- [Instructions for the task]: Look through the material below for "menjadi". Copy every line that contains it.

─── Data shown ───

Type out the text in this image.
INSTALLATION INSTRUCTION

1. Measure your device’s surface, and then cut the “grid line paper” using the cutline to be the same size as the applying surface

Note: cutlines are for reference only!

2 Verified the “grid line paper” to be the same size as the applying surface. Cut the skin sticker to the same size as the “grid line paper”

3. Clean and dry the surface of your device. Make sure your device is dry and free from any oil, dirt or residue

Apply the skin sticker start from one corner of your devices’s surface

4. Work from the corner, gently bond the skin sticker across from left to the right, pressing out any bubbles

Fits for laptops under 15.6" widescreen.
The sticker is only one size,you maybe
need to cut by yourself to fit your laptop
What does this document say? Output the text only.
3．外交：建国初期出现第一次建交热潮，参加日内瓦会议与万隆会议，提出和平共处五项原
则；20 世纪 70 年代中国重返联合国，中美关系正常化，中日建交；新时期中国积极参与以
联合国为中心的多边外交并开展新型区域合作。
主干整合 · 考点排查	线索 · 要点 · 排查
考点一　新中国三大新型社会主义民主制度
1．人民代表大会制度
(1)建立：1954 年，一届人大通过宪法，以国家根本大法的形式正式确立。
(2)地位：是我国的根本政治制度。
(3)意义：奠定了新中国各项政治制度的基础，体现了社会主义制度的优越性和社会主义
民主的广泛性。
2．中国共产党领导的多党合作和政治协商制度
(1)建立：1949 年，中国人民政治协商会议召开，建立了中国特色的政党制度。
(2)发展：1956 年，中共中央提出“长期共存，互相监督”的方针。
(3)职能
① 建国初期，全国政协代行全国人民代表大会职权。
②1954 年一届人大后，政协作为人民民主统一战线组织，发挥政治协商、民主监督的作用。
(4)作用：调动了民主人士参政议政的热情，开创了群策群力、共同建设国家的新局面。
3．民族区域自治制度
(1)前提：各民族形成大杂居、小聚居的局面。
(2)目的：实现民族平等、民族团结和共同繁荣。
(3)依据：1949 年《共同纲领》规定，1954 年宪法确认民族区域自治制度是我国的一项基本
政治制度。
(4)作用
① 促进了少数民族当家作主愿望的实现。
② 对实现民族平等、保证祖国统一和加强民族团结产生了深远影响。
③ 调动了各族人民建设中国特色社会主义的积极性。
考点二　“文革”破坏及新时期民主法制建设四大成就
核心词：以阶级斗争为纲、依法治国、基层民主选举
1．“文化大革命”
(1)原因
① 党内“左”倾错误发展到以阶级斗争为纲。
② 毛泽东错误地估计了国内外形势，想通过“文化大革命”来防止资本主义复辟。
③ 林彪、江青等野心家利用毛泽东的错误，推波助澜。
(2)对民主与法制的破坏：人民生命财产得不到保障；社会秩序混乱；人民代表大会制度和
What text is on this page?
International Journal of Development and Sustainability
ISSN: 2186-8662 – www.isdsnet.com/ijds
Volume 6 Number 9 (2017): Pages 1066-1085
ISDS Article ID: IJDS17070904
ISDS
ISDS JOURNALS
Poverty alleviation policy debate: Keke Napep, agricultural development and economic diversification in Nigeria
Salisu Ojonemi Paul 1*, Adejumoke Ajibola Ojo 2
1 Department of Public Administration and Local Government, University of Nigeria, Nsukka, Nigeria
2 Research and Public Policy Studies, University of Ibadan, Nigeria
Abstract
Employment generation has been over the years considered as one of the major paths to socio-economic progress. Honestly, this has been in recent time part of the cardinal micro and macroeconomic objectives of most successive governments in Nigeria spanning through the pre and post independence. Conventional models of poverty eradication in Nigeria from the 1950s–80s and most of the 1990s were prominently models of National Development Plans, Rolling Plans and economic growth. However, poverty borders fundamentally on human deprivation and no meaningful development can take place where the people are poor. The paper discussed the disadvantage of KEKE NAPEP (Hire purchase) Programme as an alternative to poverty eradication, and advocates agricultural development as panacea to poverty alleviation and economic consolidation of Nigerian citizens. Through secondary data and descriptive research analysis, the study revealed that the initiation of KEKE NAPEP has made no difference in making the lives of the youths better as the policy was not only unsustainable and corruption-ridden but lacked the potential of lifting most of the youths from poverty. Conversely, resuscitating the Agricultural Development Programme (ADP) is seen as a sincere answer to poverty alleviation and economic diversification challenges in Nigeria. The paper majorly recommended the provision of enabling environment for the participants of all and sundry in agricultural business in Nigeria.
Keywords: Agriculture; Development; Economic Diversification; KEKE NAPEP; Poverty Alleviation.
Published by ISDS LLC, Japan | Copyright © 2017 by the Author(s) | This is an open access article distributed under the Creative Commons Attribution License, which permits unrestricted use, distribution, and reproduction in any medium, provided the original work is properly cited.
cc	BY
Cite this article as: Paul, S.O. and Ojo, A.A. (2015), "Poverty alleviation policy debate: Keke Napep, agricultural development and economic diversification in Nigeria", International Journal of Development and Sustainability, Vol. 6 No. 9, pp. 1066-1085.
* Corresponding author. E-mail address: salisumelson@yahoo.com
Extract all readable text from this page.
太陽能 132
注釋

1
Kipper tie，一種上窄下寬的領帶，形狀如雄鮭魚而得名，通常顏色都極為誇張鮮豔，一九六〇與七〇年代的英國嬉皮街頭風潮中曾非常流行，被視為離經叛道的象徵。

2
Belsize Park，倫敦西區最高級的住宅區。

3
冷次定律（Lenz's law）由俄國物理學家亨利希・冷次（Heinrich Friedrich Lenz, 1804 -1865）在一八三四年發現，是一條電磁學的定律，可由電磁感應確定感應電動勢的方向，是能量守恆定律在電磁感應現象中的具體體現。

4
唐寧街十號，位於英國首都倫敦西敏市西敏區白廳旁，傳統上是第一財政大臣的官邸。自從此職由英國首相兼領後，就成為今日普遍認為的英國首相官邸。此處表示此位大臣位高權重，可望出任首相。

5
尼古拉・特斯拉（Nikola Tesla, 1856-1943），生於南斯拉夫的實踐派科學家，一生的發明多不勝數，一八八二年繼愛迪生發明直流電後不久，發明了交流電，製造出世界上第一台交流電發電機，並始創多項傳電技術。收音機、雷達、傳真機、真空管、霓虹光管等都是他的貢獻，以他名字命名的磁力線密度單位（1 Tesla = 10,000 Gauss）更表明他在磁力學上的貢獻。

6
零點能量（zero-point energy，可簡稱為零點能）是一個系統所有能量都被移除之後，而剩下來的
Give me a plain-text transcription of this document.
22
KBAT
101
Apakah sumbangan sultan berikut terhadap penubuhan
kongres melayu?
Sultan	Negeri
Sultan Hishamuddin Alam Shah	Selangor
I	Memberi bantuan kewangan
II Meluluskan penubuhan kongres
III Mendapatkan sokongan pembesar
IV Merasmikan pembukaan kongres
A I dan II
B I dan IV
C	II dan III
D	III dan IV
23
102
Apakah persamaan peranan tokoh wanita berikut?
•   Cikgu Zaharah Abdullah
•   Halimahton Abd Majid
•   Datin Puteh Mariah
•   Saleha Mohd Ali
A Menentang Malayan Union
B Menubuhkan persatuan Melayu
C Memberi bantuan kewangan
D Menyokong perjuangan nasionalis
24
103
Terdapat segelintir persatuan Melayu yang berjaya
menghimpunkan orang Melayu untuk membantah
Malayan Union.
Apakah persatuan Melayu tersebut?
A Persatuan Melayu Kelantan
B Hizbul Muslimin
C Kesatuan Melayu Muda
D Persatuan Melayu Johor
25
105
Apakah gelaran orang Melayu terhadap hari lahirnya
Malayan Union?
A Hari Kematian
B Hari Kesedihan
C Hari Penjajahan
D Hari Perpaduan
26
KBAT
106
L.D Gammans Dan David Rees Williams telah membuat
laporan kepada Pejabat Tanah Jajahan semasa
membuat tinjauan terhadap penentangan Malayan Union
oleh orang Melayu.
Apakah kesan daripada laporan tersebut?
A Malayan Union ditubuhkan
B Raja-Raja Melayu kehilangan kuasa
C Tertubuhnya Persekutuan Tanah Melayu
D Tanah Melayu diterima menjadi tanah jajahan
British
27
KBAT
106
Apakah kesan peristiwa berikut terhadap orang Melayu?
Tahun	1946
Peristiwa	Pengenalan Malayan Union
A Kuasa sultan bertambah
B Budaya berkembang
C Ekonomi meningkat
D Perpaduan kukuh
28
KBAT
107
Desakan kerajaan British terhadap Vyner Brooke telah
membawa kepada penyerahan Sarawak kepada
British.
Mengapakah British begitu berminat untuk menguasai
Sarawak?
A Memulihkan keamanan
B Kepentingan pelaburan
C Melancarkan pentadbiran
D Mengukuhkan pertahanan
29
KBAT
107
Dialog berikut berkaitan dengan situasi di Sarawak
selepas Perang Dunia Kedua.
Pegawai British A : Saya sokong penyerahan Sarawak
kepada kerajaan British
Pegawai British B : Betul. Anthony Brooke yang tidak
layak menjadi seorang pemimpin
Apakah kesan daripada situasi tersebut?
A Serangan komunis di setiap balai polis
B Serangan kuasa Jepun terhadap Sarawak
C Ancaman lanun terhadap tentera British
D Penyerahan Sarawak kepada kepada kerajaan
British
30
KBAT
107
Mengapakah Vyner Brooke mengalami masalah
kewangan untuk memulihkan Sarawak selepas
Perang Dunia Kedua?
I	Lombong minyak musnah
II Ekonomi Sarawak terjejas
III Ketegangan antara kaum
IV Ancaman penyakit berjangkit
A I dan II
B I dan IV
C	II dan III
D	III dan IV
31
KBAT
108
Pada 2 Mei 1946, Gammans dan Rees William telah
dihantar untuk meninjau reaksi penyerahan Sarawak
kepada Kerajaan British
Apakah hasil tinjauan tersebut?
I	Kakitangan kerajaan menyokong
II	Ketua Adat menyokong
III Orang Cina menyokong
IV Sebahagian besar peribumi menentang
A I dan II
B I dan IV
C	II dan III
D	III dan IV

───

- [Right answer]:
D Tanah Melayu diterima menjadi tanah jajahan
layak menjadi seorang pemimpin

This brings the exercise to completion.